■ Work required ■
Copy out each line containing "Station" from the entries below.

■ Data provided ■
-- start --
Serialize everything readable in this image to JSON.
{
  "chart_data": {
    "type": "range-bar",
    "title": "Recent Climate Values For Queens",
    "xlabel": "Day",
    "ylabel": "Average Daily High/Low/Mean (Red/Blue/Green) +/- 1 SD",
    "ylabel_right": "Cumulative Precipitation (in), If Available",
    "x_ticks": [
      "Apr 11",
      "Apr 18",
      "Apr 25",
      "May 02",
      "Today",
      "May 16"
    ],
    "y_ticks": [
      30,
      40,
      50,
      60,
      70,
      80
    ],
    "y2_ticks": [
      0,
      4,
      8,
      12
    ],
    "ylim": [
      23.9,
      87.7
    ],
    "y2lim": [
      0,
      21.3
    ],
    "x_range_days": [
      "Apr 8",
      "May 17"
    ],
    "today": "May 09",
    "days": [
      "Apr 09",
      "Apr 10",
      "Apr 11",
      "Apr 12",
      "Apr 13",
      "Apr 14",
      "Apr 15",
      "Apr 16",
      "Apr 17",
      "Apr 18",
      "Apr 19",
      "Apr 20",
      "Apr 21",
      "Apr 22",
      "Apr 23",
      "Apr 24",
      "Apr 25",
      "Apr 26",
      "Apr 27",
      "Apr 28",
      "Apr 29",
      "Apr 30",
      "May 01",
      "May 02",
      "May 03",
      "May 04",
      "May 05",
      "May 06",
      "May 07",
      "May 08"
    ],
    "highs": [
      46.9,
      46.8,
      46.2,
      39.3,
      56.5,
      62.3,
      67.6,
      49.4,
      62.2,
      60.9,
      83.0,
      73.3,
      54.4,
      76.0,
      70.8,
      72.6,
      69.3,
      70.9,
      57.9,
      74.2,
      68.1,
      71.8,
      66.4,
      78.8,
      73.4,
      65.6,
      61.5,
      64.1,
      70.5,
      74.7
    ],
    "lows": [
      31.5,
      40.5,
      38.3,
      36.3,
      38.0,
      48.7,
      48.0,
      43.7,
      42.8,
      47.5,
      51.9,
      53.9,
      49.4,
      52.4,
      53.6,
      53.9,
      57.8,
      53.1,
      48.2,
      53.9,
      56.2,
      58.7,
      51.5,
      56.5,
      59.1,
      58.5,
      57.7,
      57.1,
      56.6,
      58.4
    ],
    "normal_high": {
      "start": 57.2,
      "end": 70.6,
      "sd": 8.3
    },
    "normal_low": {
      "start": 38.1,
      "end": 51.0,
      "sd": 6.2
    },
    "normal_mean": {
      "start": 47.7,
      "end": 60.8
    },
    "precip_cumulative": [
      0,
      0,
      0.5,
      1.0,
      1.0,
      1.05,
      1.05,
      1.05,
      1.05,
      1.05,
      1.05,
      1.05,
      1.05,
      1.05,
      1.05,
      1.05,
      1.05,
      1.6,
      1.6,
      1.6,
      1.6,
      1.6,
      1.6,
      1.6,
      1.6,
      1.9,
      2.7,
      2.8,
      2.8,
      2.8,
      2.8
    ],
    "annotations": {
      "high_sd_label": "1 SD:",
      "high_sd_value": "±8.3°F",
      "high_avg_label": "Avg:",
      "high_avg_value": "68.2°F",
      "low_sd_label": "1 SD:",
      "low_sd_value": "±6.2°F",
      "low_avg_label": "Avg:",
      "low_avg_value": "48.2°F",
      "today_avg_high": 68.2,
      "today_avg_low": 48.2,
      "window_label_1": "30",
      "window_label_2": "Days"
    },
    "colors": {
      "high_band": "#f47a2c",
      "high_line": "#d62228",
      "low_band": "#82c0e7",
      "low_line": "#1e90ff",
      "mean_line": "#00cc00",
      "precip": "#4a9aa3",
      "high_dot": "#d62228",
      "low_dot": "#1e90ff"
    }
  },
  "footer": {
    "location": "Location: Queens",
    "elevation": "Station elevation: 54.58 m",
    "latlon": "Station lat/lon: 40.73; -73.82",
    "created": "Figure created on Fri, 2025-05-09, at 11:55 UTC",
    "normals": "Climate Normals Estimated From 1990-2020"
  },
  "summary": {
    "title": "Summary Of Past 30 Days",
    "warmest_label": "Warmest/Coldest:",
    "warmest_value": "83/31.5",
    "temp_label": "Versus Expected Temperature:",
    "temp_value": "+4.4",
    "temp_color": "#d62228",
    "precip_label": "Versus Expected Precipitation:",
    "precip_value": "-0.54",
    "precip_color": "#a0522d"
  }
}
-- end --
■ Output of the task ■
    "elevation": "Station elevation: 54.58 m",
    "latlon": "Station lat/lon: 40.73; -73.82",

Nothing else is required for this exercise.